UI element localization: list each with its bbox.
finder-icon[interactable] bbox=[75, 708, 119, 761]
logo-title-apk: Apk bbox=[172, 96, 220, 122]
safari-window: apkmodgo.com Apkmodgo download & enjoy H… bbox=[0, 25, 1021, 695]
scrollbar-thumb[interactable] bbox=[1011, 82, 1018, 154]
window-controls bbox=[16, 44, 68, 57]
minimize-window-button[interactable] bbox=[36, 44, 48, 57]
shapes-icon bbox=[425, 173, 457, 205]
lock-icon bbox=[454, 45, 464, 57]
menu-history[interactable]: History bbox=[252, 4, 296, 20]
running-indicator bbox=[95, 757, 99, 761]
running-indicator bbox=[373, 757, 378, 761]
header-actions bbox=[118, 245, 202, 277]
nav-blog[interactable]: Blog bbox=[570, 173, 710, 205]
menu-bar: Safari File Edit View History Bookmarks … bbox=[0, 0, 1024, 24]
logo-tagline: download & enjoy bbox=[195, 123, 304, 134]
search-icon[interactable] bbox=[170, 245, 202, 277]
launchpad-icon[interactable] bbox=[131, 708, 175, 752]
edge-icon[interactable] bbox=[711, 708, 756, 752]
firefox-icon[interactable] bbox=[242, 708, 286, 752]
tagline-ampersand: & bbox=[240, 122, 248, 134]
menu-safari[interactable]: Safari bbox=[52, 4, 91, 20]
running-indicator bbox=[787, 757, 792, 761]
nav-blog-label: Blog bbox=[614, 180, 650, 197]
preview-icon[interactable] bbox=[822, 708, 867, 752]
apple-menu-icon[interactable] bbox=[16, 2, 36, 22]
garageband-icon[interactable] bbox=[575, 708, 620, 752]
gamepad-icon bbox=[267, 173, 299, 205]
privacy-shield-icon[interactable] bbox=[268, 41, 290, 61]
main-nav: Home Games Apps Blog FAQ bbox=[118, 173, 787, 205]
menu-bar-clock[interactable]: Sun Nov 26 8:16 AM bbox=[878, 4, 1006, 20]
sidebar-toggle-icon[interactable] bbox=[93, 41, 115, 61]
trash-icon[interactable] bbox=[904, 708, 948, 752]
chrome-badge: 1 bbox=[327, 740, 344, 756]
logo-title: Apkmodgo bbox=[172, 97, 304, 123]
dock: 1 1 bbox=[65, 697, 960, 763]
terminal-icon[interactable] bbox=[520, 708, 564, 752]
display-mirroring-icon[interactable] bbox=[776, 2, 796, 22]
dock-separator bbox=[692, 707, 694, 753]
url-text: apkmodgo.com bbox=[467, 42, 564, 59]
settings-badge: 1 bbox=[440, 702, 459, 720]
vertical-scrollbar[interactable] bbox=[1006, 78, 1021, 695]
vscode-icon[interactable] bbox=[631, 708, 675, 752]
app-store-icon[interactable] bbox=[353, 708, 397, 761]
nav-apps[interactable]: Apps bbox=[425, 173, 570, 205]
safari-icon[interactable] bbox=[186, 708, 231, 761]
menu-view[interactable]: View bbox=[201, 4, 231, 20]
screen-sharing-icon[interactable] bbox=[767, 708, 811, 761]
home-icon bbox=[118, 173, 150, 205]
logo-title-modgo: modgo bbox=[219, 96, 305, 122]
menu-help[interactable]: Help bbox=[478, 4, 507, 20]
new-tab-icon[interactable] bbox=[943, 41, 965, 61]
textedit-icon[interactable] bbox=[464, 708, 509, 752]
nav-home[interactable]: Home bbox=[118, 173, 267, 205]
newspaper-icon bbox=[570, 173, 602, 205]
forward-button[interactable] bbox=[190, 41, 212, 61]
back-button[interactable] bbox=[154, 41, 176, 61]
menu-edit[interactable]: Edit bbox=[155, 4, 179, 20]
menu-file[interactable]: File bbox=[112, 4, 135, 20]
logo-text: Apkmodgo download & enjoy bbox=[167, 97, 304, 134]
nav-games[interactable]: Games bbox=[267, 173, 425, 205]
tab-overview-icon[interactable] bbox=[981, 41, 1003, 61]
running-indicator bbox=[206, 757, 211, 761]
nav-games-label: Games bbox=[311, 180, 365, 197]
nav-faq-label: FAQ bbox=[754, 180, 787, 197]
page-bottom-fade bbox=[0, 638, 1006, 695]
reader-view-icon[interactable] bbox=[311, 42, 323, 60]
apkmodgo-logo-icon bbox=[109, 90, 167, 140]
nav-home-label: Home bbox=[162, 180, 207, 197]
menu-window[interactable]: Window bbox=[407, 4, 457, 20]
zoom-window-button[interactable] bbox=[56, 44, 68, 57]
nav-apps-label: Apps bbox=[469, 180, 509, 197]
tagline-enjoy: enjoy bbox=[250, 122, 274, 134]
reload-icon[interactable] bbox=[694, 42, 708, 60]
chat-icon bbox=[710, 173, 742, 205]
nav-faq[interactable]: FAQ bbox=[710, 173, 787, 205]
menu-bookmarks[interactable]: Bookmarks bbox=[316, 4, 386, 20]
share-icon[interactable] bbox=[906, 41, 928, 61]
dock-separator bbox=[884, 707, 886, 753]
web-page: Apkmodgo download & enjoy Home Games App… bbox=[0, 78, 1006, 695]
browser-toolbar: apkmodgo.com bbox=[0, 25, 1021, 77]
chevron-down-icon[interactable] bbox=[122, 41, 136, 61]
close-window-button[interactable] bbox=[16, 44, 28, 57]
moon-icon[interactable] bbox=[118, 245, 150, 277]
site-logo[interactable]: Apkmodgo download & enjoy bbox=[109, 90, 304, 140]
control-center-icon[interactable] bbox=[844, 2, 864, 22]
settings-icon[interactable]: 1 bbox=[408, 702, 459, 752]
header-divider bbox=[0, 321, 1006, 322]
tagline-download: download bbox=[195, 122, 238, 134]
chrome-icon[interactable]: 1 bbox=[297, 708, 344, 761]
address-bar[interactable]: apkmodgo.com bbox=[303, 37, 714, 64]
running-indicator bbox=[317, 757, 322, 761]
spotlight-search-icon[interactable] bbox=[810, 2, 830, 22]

------------------------------------------------------------

:: WHAT THE TASK ASKS ::
Reproduce every line of the material above verbatim, keeping the original order.

:: RESULT OF THIS EXERCISE ::
UI element localization: list each with its bbox.
finder-icon[interactable] bbox=[75, 708, 119, 761]
logo-title-apk: Apk bbox=[172, 96, 220, 122]
safari-window: apkmodgo.com Apkmodgo download & enjoy H… bbox=[0, 25, 1021, 695]
scrollbar-thumb[interactable] bbox=[1011, 82, 1018, 154]
window-controls bbox=[16, 44, 68, 57]
minimize-window-button[interactable] bbox=[36, 44, 48, 57]
shapes-icon bbox=[425, 173, 457, 205]
lock-icon bbox=[454, 45, 464, 57]
menu-history[interactable]: History bbox=[252, 4, 296, 20]
running-indicator bbox=[95, 757, 99, 761]
running-indicator bbox=[373, 757, 378, 761]
header-actions bbox=[118, 245, 202, 277]
nav-blog[interactable]: Blog bbox=[570, 173, 710, 205]
menu-bar: Safari File Edit View History Bookmarks … bbox=[0, 0, 1024, 24]
logo-tagline: download & enjoy bbox=[195, 123, 304, 134]
search-icon[interactable] bbox=[170, 245, 202, 277]
launchpad-icon[interactable] bbox=[131, 708, 175, 752]
edge-icon[interactable] bbox=[711, 708, 756, 752]
firefox-icon[interactable] bbox=[242, 708, 286, 752]
tagline-ampersand: & bbox=[240, 122, 248, 134]
menu-safari[interactable]: Safari bbox=[52, 4, 91, 20]
running-indicator bbox=[787, 757, 792, 761]
nav-blog-label: Blog bbox=[614, 180, 650, 197]
preview-icon[interactable] bbox=[822, 708, 867, 752]
apple-menu-icon[interactable] bbox=[16, 2, 36, 22]
garageband-icon[interactable] bbox=[575, 708, 620, 752]
gamepad-icon bbox=[267, 173, 299, 205]
privacy-shield-icon[interactable] bbox=[268, 41, 290, 61]
main-nav: Home Games Apps Blog FAQ bbox=[118, 173, 787, 205]
menu-bar-clock[interactable]: Sun Nov 26 8:16 AM bbox=[878, 4, 1006, 20]
sidebar-toggle-icon[interactable] bbox=[93, 41, 115, 61]
trash-icon[interactable] bbox=[904, 708, 948, 752]
chrome-badge: 1 bbox=[327, 740, 344, 756]
logo-title: Apkmodgo bbox=[172, 97, 304, 123]
dock: 1 1 bbox=[65, 697, 960, 763]
terminal-icon[interactable] bbox=[520, 708, 564, 752]
display-mirroring-icon[interactable] bbox=[776, 2, 796, 22]
dock-separator bbox=[692, 707, 694, 753]
url-text: apkmodgo.com bbox=[467, 42, 564, 59]
settings-badge: 1 bbox=[440, 702, 459, 720]
vertical-scrollbar[interactable] bbox=[1006, 78, 1021, 695]
vscode-icon[interactable] bbox=[631, 708, 675, 752]
app-store-icon[interactable] bbox=[353, 708, 397, 761]
nav-apps[interactable]: Apps bbox=[425, 173, 570, 205]
safari-icon[interactable] bbox=[186, 708, 231, 761]
menu-view[interactable]: View bbox=[201, 4, 231, 20]
screen-sharing-icon[interactable] bbox=[767, 708, 811, 761]
home-icon bbox=[118, 173, 150, 205]
logo-title-modgo: modgo bbox=[219, 96, 305, 122]
menu-help[interactable]: Help bbox=[478, 4, 507, 20]
new-tab-icon[interactable] bbox=[943, 41, 965, 61]
textedit-icon[interactable] bbox=[464, 708, 509, 752]
nav-home[interactable]: Home bbox=[118, 173, 267, 205]
newspaper-icon bbox=[570, 173, 602, 205]
forward-button[interactable] bbox=[190, 41, 212, 61]
back-button[interactable] bbox=[154, 41, 176, 61]
menu-edit[interactable]: Edit bbox=[155, 4, 179, 20]
menu-file[interactable]: File bbox=[112, 4, 135, 20]
logo-text: Apkmodgo download & enjoy bbox=[167, 97, 304, 134]
nav-games[interactable]: Games bbox=[267, 173, 425, 205]
tab-overview-icon[interactable] bbox=[981, 41, 1003, 61]
running-indicator bbox=[206, 757, 211, 761]
nav-games-label: Games bbox=[311, 180, 365, 197]
nav-faq-label: FAQ bbox=[754, 180, 787, 197]
page-bottom-fade bbox=[0, 638, 1006, 695]
reader-view-icon[interactable] bbox=[311, 42, 323, 60]
apkmodgo-logo-icon bbox=[109, 90, 167, 140]
nav-home-label: Home bbox=[162, 180, 207, 197]
menu-window[interactable]: Window bbox=[407, 4, 457, 20]
zoom-window-button[interactable] bbox=[56, 44, 68, 57]
nav-apps-label: Apps bbox=[469, 180, 509, 197]
tagline-enjoy: enjoy bbox=[250, 122, 274, 134]
reload-icon[interactable] bbox=[694, 42, 708, 60]
chat-icon bbox=[710, 173, 742, 205]
nav-faq[interactable]: FAQ bbox=[710, 173, 787, 205]
menu-bookmarks[interactable]: Bookmarks bbox=[316, 4, 386, 20]
share-icon[interactable] bbox=[906, 41, 928, 61]
dock-separator bbox=[884, 707, 886, 753]
web-page: Apkmodgo download & enjoy Home Games App… bbox=[0, 78, 1006, 695]
browser-toolbar: apkmodgo.com bbox=[0, 25, 1021, 77]
chevron-down-icon[interactable] bbox=[122, 41, 136, 61]
close-window-button[interactable] bbox=[16, 44, 28, 57]
moon-icon[interactable] bbox=[118, 245, 150, 277]
site-logo[interactable]: Apkmodgo download & enjoy bbox=[109, 90, 304, 140]
control-center-icon[interactable] bbox=[844, 2, 864, 22]
settings-icon[interactable]: 1 bbox=[408, 702, 459, 752]
header-divider bbox=[0, 321, 1006, 322]
tagline-download: download bbox=[195, 122, 238, 134]
chrome-icon[interactable]: 1 bbox=[297, 708, 344, 761]
address-bar[interactable]: apkmodgo.com bbox=[303, 37, 714, 64]
running-indicator bbox=[317, 757, 322, 761]
spotlight-search-icon[interactable] bbox=[810, 2, 830, 22]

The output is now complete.